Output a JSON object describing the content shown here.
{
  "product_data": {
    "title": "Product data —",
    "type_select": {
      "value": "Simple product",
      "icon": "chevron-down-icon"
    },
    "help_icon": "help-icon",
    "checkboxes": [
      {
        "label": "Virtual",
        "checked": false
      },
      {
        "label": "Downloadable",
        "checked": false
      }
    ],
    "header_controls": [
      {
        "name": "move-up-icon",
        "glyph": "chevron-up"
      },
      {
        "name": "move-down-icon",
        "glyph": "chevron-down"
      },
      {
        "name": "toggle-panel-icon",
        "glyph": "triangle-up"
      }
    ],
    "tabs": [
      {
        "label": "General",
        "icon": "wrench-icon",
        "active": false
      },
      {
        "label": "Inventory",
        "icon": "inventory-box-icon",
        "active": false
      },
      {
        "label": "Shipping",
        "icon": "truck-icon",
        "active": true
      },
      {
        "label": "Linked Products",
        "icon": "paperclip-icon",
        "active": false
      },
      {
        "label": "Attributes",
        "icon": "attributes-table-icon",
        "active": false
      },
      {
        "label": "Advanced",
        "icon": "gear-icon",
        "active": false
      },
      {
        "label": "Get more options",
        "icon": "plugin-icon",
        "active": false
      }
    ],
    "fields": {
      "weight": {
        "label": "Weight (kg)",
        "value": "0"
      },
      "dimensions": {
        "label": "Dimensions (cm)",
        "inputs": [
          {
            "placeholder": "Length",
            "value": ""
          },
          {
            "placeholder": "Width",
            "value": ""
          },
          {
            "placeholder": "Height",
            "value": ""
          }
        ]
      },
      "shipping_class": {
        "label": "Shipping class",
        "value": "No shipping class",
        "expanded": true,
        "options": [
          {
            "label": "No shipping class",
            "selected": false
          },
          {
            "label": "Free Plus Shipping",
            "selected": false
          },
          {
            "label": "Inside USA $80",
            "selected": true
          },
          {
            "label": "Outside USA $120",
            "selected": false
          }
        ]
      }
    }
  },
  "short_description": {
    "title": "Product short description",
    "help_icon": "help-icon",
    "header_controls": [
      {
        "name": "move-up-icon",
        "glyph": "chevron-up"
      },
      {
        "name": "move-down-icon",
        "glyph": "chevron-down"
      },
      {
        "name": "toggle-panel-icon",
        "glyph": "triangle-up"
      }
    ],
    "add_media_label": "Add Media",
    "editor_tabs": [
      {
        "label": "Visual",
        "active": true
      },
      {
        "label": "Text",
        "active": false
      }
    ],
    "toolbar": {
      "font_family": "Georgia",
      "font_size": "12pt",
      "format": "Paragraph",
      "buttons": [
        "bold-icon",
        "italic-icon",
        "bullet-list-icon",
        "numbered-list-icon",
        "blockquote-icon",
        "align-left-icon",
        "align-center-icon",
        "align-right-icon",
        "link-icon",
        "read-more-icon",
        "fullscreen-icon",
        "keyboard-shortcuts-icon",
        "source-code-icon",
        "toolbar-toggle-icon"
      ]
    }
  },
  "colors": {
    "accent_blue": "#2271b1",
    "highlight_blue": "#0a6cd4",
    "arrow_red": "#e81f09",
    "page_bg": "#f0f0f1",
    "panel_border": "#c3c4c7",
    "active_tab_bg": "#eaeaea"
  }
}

[Problem details]: Without leaving anything out, give the entries again exactly.

[Task response]:
Output a JSON object describing the content shown here.
{
  "product_data": {
    "title": "Product data —",
    "type_select": {
      "value": "Simple product",
      "icon": "chevron-down-icon"
    },
    "help_icon": "help-icon",
    "checkboxes": [
      {
        "label": "Virtual",
        "checked": false
      },
      {
        "label": "Downloadable",
        "checked": false
      }
    ],
    "header_controls": [
      {
        "name": "move-up-icon",
        "glyph": "chevron-up"
      },
      {
        "name": "move-down-icon",
        "glyph": "chevron-down"
      },
      {
        "name": "toggle-panel-icon",
        "glyph": "triangle-up"
      }
    ],
    "tabs": [
      {
        "label": "General",
        "icon": "wrench-icon",
        "active": false
      },
      {
        "label": "Inventory",
        "icon": "inventory-box-icon",
        "active": false
      },
      {
        "label": "Shipping",
        "icon": "truck-icon",
        "active": true
      },
      {
        "label": "Linked Products",
        "icon": "paperclip-icon",
        "active": false
      },
      {
        "label": "Attributes",
        "icon": "attributes-table-icon",
        "active": false
      },
      {
        "label": "Advanced",
        "icon": "gear-icon",
        "active": false
      },
      {
        "label": "Get more options",
        "icon": "plugin-icon",
        "active": false
      }
    ],
    "fields": {
      "weight": {
        "label": "Weight (kg)",
        "value": "0"
      },
      "dimensions": {
        "label": "Dimensions (cm)",
        "inputs": [
          {
            "placeholder": "Length",
            "value": ""
          },
          {
            "placeholder": "Width",
            "value": ""
          },
          {
            "placeholder": "Height",
            "value": ""
          }
        ]
      },
      "shipping_class": {
        "label": "Shipping class",
        "value": "No shipping class",
        "expanded": true,
        "options": [
          {
            "label": "No shipping class",
            "selected": false
          },
          {
            "label": "Free Plus Shipping",
            "selected": false
          },
          {
            "label": "Inside USA $80",
            "selected": true
          },
          {
            "label": "Outside USA $120",
            "selected": false
          }
        ]
      }
    }
  },
  "short_description": {
    "title": "Product short description",
    "help_icon": "help-icon",
    "header_controls": [
      {
        "name": "move-up-icon",
        "glyph": "chevron-up"
      },
      {
        "name": "move-down-icon",
        "glyph": "chevron-down"
      },
      {
        "name": "toggle-panel-icon",
        "glyph": "triangle-up"
      }
    ],
    "add_media_label": "Add Media",
    "editor_tabs": [
      {
        "label": "Visual",
        "active": true
      },
      {
        "label": "Text",
        "active": false
      }
    ],
    "toolbar": {
      "font_family": "Georgia",
      "font_size": "12pt",
      "format": "Paragraph",
      "buttons": [
        "bold-icon",
        "italic-icon",
        "bullet-list-icon",
        "numbered-list-icon",
        "blockquote-icon",
        "align-left-icon",
        "align-center-icon",
        "align-right-icon",
        "link-icon",
        "read-more-icon",
        "fullscreen-icon",
        "keyboard-shortcuts-icon",
        "source-code-icon",
        "toolbar-toggle-icon"
      ]
    }
  },
  "colors": {
    "accent_blue": "#2271b1",
    "highlight_blue": "#0a6cd4",
    "arrow_red": "#e81f09",
    "page_bg": "#f0f0f1",
    "panel_border": "#c3c4c7",
    "active_tab_bg": "#eaeaea"
  }
}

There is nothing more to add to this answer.